Extracted information:
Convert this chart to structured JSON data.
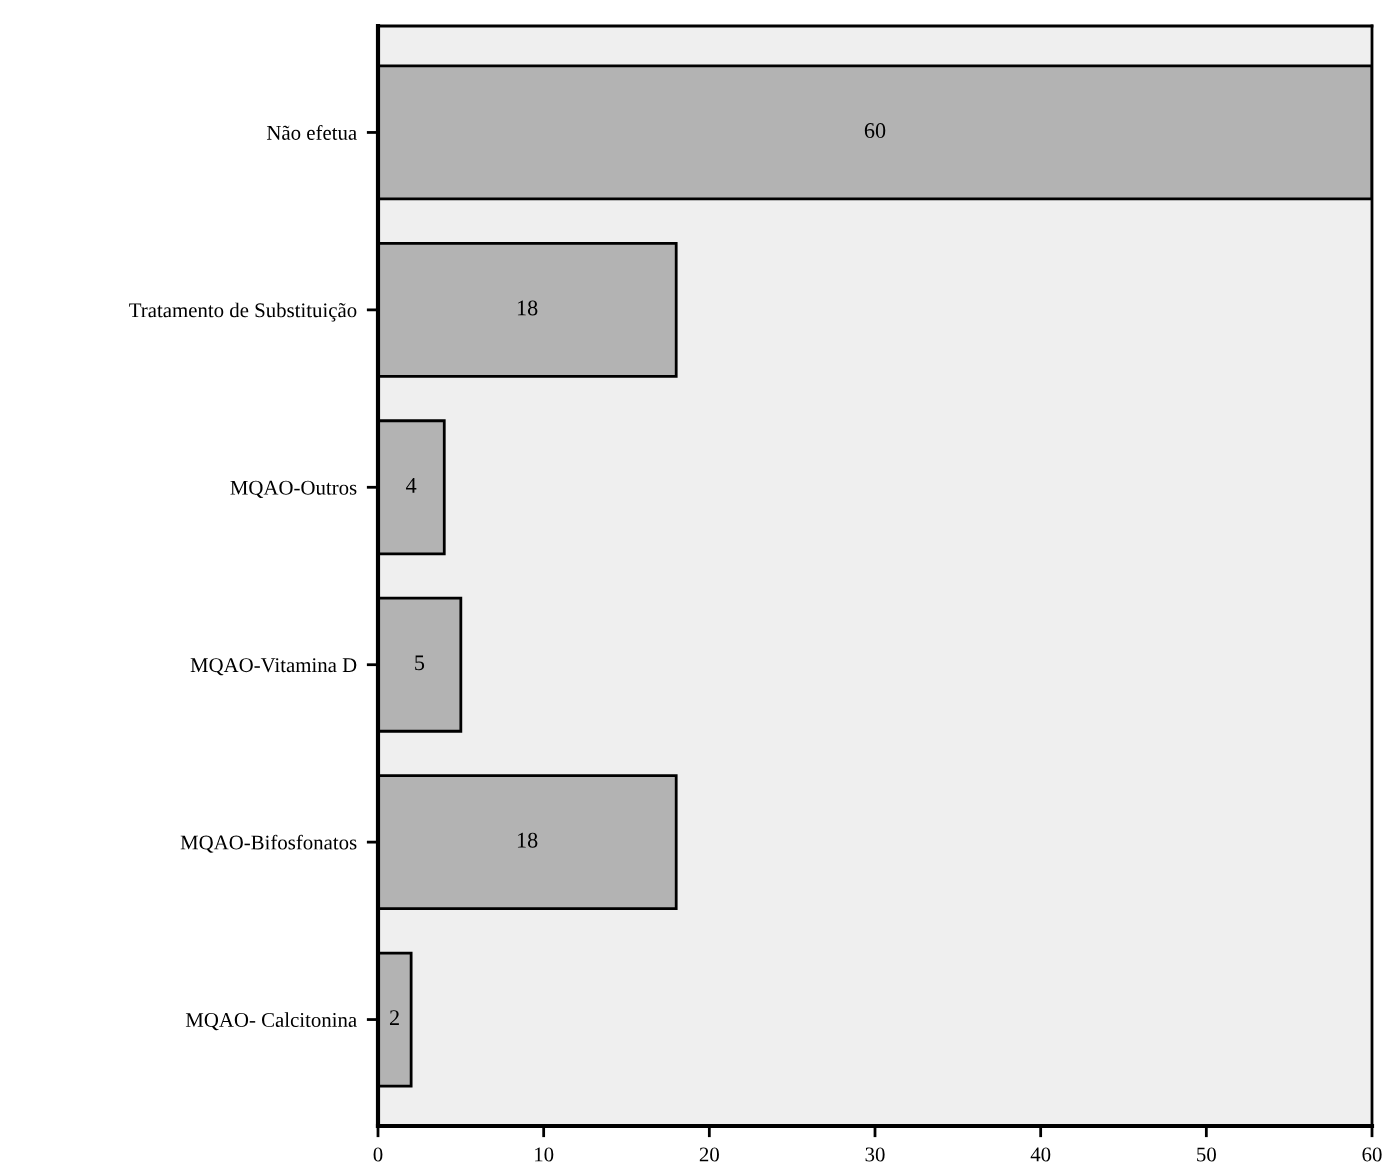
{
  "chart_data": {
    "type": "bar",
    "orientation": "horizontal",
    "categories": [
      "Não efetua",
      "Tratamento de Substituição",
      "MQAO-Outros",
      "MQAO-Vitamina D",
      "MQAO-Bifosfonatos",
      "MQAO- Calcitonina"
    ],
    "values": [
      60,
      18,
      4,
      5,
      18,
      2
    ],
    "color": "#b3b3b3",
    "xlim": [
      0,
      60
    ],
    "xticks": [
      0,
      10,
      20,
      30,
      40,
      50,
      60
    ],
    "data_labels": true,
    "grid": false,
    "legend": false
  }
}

Task: Write out all the records again, exactly, minus any pictures.

Result for this exercise:
Convert this chart to structured JSON data.
{
  "chart_data": {
    "type": "bar",
    "orientation": "horizontal",
    "categories": [
      "Não efetua",
      "Tratamento de Substituição",
      "MQAO-Outros",
      "MQAO-Vitamina D",
      "MQAO-Bifosfonatos",
      "MQAO- Calcitonina"
    ],
    "values": [
      60,
      18,
      4,
      5,
      18,
      2
    ],
    "color": "#b3b3b3",
    "xlim": [
      0,
      60
    ],
    "xticks": [
      0,
      10,
      20,
      30,
      40,
      50,
      60
    ],
    "data_labels": true,
    "grid": false,
    "legend": false
  }
}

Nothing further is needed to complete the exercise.